● **What you will do**: Return the whole listing exactly as it stands.

● **Entries provided**:

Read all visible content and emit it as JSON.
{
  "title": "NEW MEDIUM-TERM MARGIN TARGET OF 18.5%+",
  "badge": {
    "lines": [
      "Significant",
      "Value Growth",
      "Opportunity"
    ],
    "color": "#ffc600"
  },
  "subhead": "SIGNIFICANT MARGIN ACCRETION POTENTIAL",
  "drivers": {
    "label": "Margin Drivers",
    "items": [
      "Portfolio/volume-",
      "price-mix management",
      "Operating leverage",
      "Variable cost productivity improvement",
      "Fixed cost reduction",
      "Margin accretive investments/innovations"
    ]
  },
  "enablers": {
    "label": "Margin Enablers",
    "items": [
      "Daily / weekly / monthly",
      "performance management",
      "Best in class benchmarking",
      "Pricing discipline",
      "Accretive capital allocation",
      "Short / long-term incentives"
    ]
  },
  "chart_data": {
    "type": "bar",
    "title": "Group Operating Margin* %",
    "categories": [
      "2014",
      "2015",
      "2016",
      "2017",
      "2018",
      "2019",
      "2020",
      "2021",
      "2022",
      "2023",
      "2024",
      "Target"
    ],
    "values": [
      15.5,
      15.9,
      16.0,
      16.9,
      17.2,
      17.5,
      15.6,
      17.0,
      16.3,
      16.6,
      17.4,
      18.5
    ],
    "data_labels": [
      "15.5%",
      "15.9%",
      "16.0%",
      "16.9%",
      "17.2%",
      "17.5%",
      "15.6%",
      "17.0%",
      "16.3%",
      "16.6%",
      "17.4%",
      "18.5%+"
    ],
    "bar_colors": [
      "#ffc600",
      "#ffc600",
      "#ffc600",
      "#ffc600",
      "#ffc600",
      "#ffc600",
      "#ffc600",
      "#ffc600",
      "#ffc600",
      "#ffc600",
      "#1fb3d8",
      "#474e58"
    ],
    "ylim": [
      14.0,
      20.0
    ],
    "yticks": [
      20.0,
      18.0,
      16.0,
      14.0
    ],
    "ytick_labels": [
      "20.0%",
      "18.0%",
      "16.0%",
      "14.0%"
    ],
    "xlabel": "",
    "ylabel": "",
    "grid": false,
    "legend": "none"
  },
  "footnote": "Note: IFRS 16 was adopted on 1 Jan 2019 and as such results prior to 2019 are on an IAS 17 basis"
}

● **Written solution**:
Read all visible content and emit it as JSON.
{
  "title": "NEW MEDIUM-TERM MARGIN TARGET OF 18.5%+",
  "badge": {
    "lines": [
      "Significant",
      "Value Growth",
      "Opportunity"
    ],
    "color": "#ffc600"
  },
  "subhead": "SIGNIFICANT MARGIN ACCRETION POTENTIAL",
  "drivers": {
    "label": "Margin Drivers",
    "items": [
      "Portfolio/volume-",
      "price-mix management",
      "Operating leverage",
      "Variable cost productivity improvement",
      "Fixed cost reduction",
      "Margin accretive investments/innovations"
    ]
  },
  "enablers": {
    "label": "Margin Enablers",
    "items": [
      "Daily / weekly / monthly",
      "performance management",
      "Best in class benchmarking",
      "Pricing discipline",
      "Accretive capital allocation",
      "Short / long-term incentives"
    ]
  },
  "chart_data": {
    "type": "bar",
    "title": "Group Operating Margin* %",
    "categories": [
      "2014",
      "2015",
      "2016",
      "2017",
      "2018",
      "2019",
      "2020",
      "2021",
      "2022",
      "2023",
      "2024",
      "Target"
    ],
    "values": [
      15.5,
      15.9,
      16.0,
      16.9,
      17.2,
      17.5,
      15.6,
      17.0,
      16.3,
      16.6,
      17.4,
      18.5
    ],
    "data_labels": [
      "15.5%",
      "15.9%",
      "16.0%",
      "16.9%",
      "17.2%",
      "17.5%",
      "15.6%",
      "17.0%",
      "16.3%",
      "16.6%",
      "17.4%",
      "18.5%+"
    ],
    "bar_colors": [
      "#ffc600",
      "#ffc600",
      "#ffc600",
      "#ffc600",
      "#ffc600",
      "#ffc600",
      "#ffc600",
      "#ffc600",
      "#ffc600",
      "#ffc600",
      "#1fb3d8",
      "#474e58"
    ],
    "ylim": [
      14.0,
      20.0
    ],
    "yticks": [
      20.0,
      18.0,
      16.0,
      14.0
    ],
    "ytick_labels": [
      "20.0%",
      "18.0%",
      "16.0%",
      "14.0%"
    ],
    "xlabel": "",
    "ylabel": "",
    "grid": false,
    "legend": "none"
  },
  "footnote": "Note: IFRS 16 was adopted on 1 Jan 2019 and as such results prior to 2019 are on an IAS 17 basis"
}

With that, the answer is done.